╭──

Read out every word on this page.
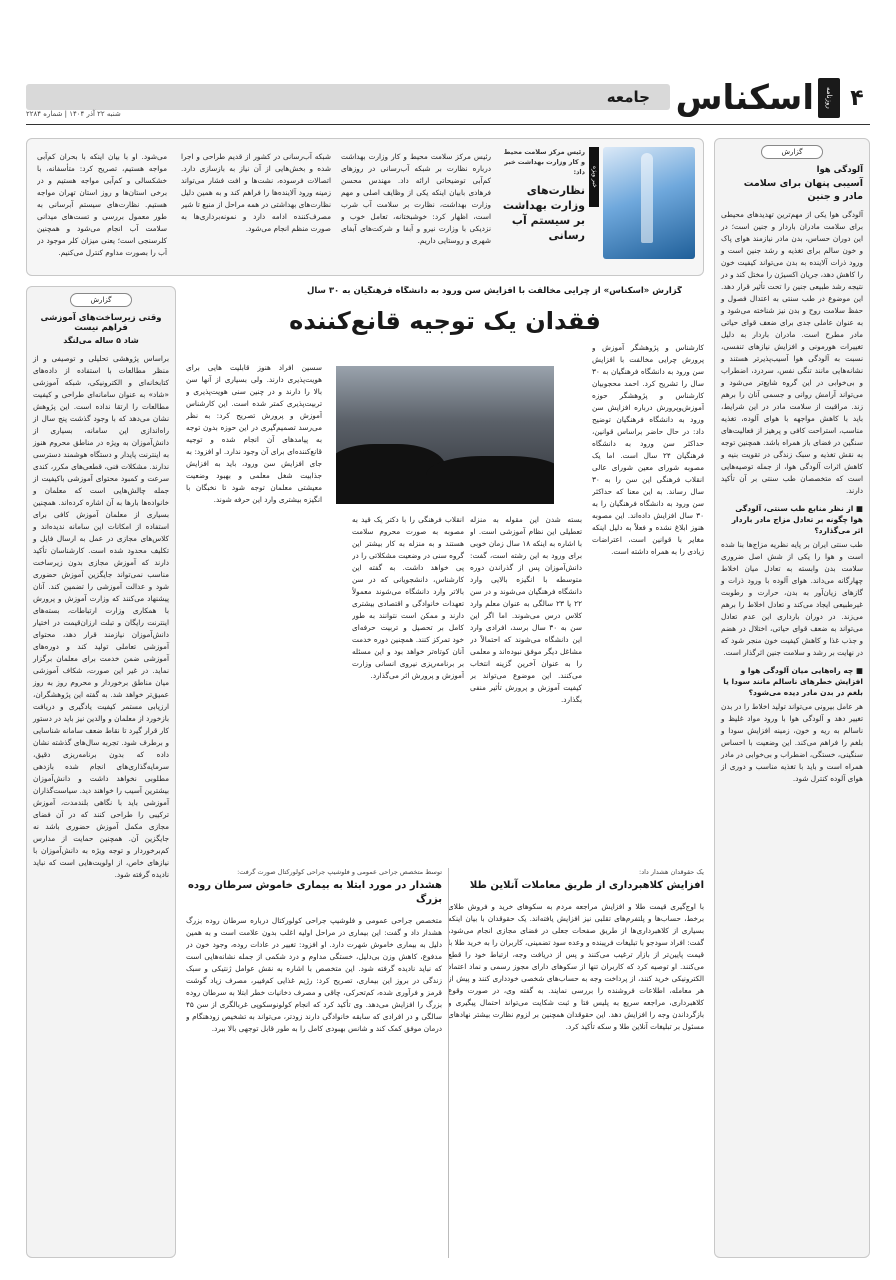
۴
روزنامه
اسکناس
جامعه
شنبه ۲۲ آذر ۱۴۰۴ | شماره ۲۲۸۴
گزارش
آلودگی هوا
آسیبی پنهان برای سلامت مادر و جنین
آلودگی هوا یکی از مهم‌ترین تهدیدهای محیطی برای سلامت مادران باردار و جنین است؛ در این دوران حساس، بدن مادر نیازمند هوای پاک و خون سالم برای تغذیه و رشد جنین است و ورود ذرات آلاینده به بدن می‌تواند کیفیت خون را کاهش دهد، جریان اکسیژن را مختل کند و در نتیجه رشد طبیعی جنین را تحت تأثیر قرار دهد. این موضوع در طب سنتی به اعتدال فصول و حفظ سلامت روح و بدن نیز شناخته می‌شود و به عنوان عاملی جدی برای ضعف قوای حیاتی مادر مطرح است. مادران باردار به دلیل تغییرات هورمونی و افزایش نیازهای تنفسی، نسبت به آلودگی هوا آسیب‌پذیرتر هستند و نشانه‌هایی مانند تنگی نفس، سردرد، اضطراب و بی‌خوابی در این گروه شایع‌تر می‌شود و می‌تواند آرامش روانی و جسمی آنان را برهم زند. مراقبت از سلامت مادر در این شرایط، باید با کاهش مواجهه با هوای آلوده، تغذیه مناسب، استراحت کافی و پرهیز از فعالیت‌های سنگین در فضای باز همراه باشد. همچنین توجه به نقش تغذیه و سبک زندگی در تقویت بنیه و کاهش اثرات آلودگی هوا، از جمله توصیه‌هایی است که متخصصان طب سنتی بر آن تأکید دارند.
■ از نظر منابع طب سنتی، آلودگی هوا چگونه بر تعادل مزاج مادر باردار اثر می‌گذارد؟
طب سنتی ایران بر پایه نظریه مزاج‌ها بنا شده است و هوا را یکی از شش اصل ضروری سلامت بدن وابسته به تعادل میان اخلاط چهارگانه می‌داند. هوای آلوده با ورود ذرات و گازهای زیان‌آور به بدن، حرارت و رطوبت غیرطبیعی ایجاد می‌کند و تعادل اخلاط را برهم می‌زند. در دوران بارداری این عدم تعادل می‌تواند به ضعف قوای حیاتی، اختلال در هضم و جذب غذا و کاهش کیفیت خون منجر شود که در نهایت بر رشد و سلامت جنین اثرگذار است.
■ چه راه‌هایی میان آلودگی هوا و افزایش خطرهای ناسالم مانند سودا یا بلغم در بدن مادر دیده می‌شود؟
هر عامل بیرونی می‌تواند تولید اخلاط را در بدن تغییر دهد و آلودگی هوا با ورود مواد غلیظ و ناسالم به ریه و خون، زمینه افزایش سودا و بلغم را فراهم می‌کند. این وضعیت با احساس سنگینی، خستگی، اضطراب و بی‌خوابی در مادر همراه است و باید با تغذیه مناسب و دوری از هوای آلوده کنترل شود.
خبر ویژه
رئیس مرکز سلامت محیط و کار وزارت بهداشت خبر داد:
نظارت‌های وزارت بهداشت بر سیستم آب رسانی
رئیس مرکز سلامت محیط و کار وزارت بهداشت درباره نظارت بر شبکه آب‌رسانی در روزهای کم‌آبی توضیحاتی ارائه داد. مهندس محسن فرهادی بابیان اینکه یکی از وظایف اصلی و مهم وزارت بهداشت، نظارت بر سلامت آب شرب است، اظهار کرد: خوشبختانه، تعامل خوب و نزدیکی با وزارت نیرو و آبفا و شرکت‌های آبفای شهری و روستایی داریم.
شبکه آب‌رسانی در کشور از قدیم طراحی و اجرا شده و بخش‌هایی از آن نیاز به بازسازی دارد. اتصالات فرسوده، نشت‌ها و افت فشار می‌تواند زمینه ورود آلاینده‌ها را فراهم کند و به همین دلیل نظارت‌های بهداشتی در همه مراحل از منبع تا شیر مصرف‌کننده ادامه دارد و نمونه‌برداری‌ها به صورت منظم انجام می‌شود.
می‌شود. او با بیان اینکه با بحران کم‌آبی مواجه هستیم، تصریح کرد: متأسفانه، با خشکسالی و کم‌آبی مواجه هستیم و در برخی استان‌ها و روز استان تهران مواجه هستیم. نظارت‌های سیستم آبرسانی به طور معمول بررسی و تست‌های میدانی سلامت آب انجام می‌شود و همچنین کلرسنجی است؛ یعنی میزان کلر موجود در آب را بصورت مداوم کنترل می‌کنیم.
گزارش
وقتی زیرساخت‌های آموزشی فراهم نیست
شاد ۵ ساله می‌لنگد
براساس پژوهشی تحلیلی و توصیفی و از منظر مطالعات با استفاده از داده‌های کتابخانه‌ای و الکترونیکی، شبکه آموزشی «شاد» به عنوان سامانه‌ای طراحی و کیفیت مطالعات را ارتقا نداده است. این پژوهش نشان می‌دهد که با وجود گذشت پنج سال از راه‌اندازی این سامانه، بسیاری از دانش‌آموزان به ویژه در مناطق محروم هنوز به اینترنت پایدار و دستگاه هوشمند دسترسی ندارند. مشکلات فنی، قطعی‌های مکرر، کندی سرعت و کمبود محتوای آموزشی باکیفیت از جمله چالش‌هایی است که معلمان و خانواده‌ها بارها به آن اشاره کرده‌اند. همچنین بسیاری از معلمان آموزش کافی برای استفاده از امکانات این سامانه ندیده‌اند و کلاس‌های مجازی در عمل به ارسال فایل و تکلیف محدود شده است. کارشناسان تأکید دارند که آموزش مجازی بدون زیرساخت مناسب نمی‌تواند جایگزین آموزش حضوری شود و عدالت آموزشی را تضمین کند. آنان پیشنهاد می‌کنند که وزارت آموزش و پرورش با همکاری وزارت ارتباطات، بسته‌های اینترنت رایگان و تبلت ارزان‌قیمت در اختیار دانش‌آموزان نیازمند قرار دهد، محتوای آموزشی تعاملی تولید کند و دوره‌های آموزشی ضمن خدمت برای معلمان برگزار نماید. در غیر این صورت، شکاف آموزشی میان مناطق برخوردار و محروم روز به روز عمیق‌تر خواهد شد. به گفته این پژوهشگران، ارزیابی مستمر کیفیت یادگیری و دریافت بازخورد از معلمان و والدین نیز باید در دستور کار قرار گیرد تا نقاط ضعف سامانه شناسایی و برطرف شود. تجربه سال‌های گذشته نشان داده که بدون برنامه‌ریزی دقیق، سرمایه‌گذاری‌های انجام شده بازدهی مطلوبی نخواهد داشت و دانش‌آموزان بیشترین آسیب را خواهند دید. سیاست‌گذاران آموزشی باید با نگاهی بلندمدت، آموزش ترکیبی را طراحی کنند که در آن فضای مجازی مکمل آموزش حضوری باشد نه جایگزین آن. همچنین حمایت از مدارس کم‌برخوردار و توجه ویژه به دانش‌آموزان با نیازهای خاص، از اولویت‌هایی است که نباید نادیده گرفته شود.
گزارش «اسکناس» از چرایی مخالفت با افزایش سن ورود به دانشگاه فرهنگیان به ۳۰ سال
فقدان یک توجیه قانع‌کننده
کارشناس و پژوهشگر آموزش و پرورش چرایی مخالفت با افزایش سن ورود به دانشگاه فرهنگیان به ۳۰ سال را تشریح کرد. احمد محجوبیان کارشناس و پژوهشگر حوزه آموزش‌وپرورش درباره افزایش سن ورود به دانشگاه فرهنگیان توضیح داد: در حال حاضر براساس قوانین، حداکثر سن ورود به دانشگاه فرهنگیان ۲۴ سال است. اما یک مصوبه شورای معین شورای عالی انقلاب فرهنگی این سن را به ۳۰ سال رساند. به این معنا که حداکثر سن ورود به دانشگاه فرهنگیان را به ۳۰ سال افزایش داده‌اند. این مصوبه هنوز ابلاغ نشده و فعلاً به دلیل اینکه مغایر با قوانین است، اعتراضات زیادی را به همراه داشته است.
بسته شدن این مقوله به منزله تعطیلی این نظام آموزشی است. او با اشاره به اینکه ۱۸ سال زمان خوبی برای ورود به این رشته است، گفت: دانش‌آموزان پس از گذراندن دوره متوسطه با انگیزه بالایی وارد دانشگاه فرهنگیان می‌شوند و در سن ۲۲ یا ۲۳ سالگی به عنوان معلم وارد کلاس درس می‌شوند. اما اگر این سن به ۳۰ سال برسد، افرادی وارد این دانشگاه می‌شوند که احتمالاً در مشاغل دیگر موفق نبوده‌اند و معلمی را به عنوان آخرین گزینه انتخاب می‌کنند. این موضوع می‌تواند بر کیفیت آموزش و پرورش تأثیر منفی بگذارد.
انقلاب فرهنگی را با دکتر یک قید به مصوبه به صورت محروم سلامت هستند و به منزله به کار بیشتر این گروه سنی در وضعیت مشکلاتی را در پی خواهد داشت. به گفته این کارشناس، دانشجویانی که در سن بالاتر وارد دانشگاه می‌شوند معمولاً تعهدات خانوادگی و اقتصادی بیشتری دارند و ممکن است نتوانند به طور کامل بر تحصیل و تربیت حرفه‌ای خود تمرکز کنند. همچنین دوره خدمت آنان کوتاه‌تر خواهد بود و این مسئله بر برنامه‌ریزی نیروی انسانی وزارت آموزش و پرورش اثر می‌گذارد.
سسین افراد هنوز قابلیت هایی برای هویت‌پذیری دارند. ولی بسیاری از آنها سن بالا را دارند و در چنین سنی هویت‌پذیری و تربیت‌پذیری کمتر شده است. این کارشناس آموزش و پرورش تصریح کرد: به نظر می‌رسد تصمیم‌گیری در این حوزه بدون توجه به پیامدهای آن انجام شده و توجیه قانع‌کننده‌ای برای آن وجود ندارد. او افزود: به جای افزایش سن ورود، باید به افزایش جذابیت شغل معلمی و بهبود وضعیت معیشتی معلمان توجه شود تا نخبگان با انگیزه بیشتری وارد این حرفه شوند.
یک حقوقدان هشدار داد:
افزایش کلاهبرداری از طریق معاملات آنلاین طلا
با اوج‌گیری قیمت طلا و افزایش مراجعه مردم به سکوهای خرید و فروش طلای برخط، حساب‌ها و پلتفرم‌های تقلبی نیز افزایش یافته‌اند. یک حقوقدان با بیان اینکه بسیاری از کلاهبرداری‌ها از طریق صفحات جعلی در فضای مجازی انجام می‌شود، گفت: افراد سودجو با تبلیغات فریبنده و وعده سود تضمینی، کاربران را به خرید طلا با قیمت پایین‌تر از بازار ترغیب می‌کنند و پس از دریافت وجه، ارتباط خود را قطع می‌کنند. او توصیه کرد که کاربران تنها از سکوهای دارای مجوز رسمی و نماد اعتماد الکترونیکی خرید کنند، از پرداخت وجه به حساب‌های شخصی خودداری کنند و پیش از هر معامله، اطلاعات فروشنده را بررسی نمایند. به گفته وی، در صورت وقوع کلاهبرداری، مراجعه سریع به پلیس فتا و ثبت شکایت می‌تواند احتمال پیگیری و بازگرداندن وجه را افزایش دهد. این حقوقدان همچنین بر لزوم نظارت بیشتر نهادهای مسئول بر تبلیغات آنلاین طلا و سکه تأکید کرد.
توسط متخصص جراحی عمومی و فلوشیپ جراحی کولورکتال صورت گرفت:
هشدار در مورد ابتلا به بیماری خاموش سرطان روده بزرگ
متخصص جراحی عمومی و فلوشیپ جراحی کولورکتال درباره سرطان روده بزرگ هشدار داد و گفت: این بیماری در مراحل اولیه اغلب بدون علامت است و به همین دلیل به بیماری خاموش شهرت دارد. او افزود: تغییر در عادات روده، وجود خون در مدفوع، کاهش وزن بی‌دلیل، خستگی مداوم و درد شکمی از جمله نشانه‌هایی است که نباید نادیده گرفته شود. این متخصص با اشاره به نقش عوامل ژنتیکی و سبک زندگی در بروز این بیماری، تصریح کرد: رژیم غذایی کم‌فیبر، مصرف زیاد گوشت قرمز و فرآوری شده، کم‌تحرکی، چاقی و مصرف دخانیات خطر ابتلا به سرطان روده بزرگ را افزایش می‌دهد. وی تأکید کرد که انجام کولونوسکوپی غربالگری از سن ۴۵ سالگی و در افرادی که سابقه خانوادگی دارند زودتر، می‌تواند به تشخیص زودهنگام و درمان موفق کمک کند و شانس بهبودی کامل را به طور قابل توجهی بالا ببرد.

╰──

Across the data above, how many lines include the word "مصرف"? Give only the count.

2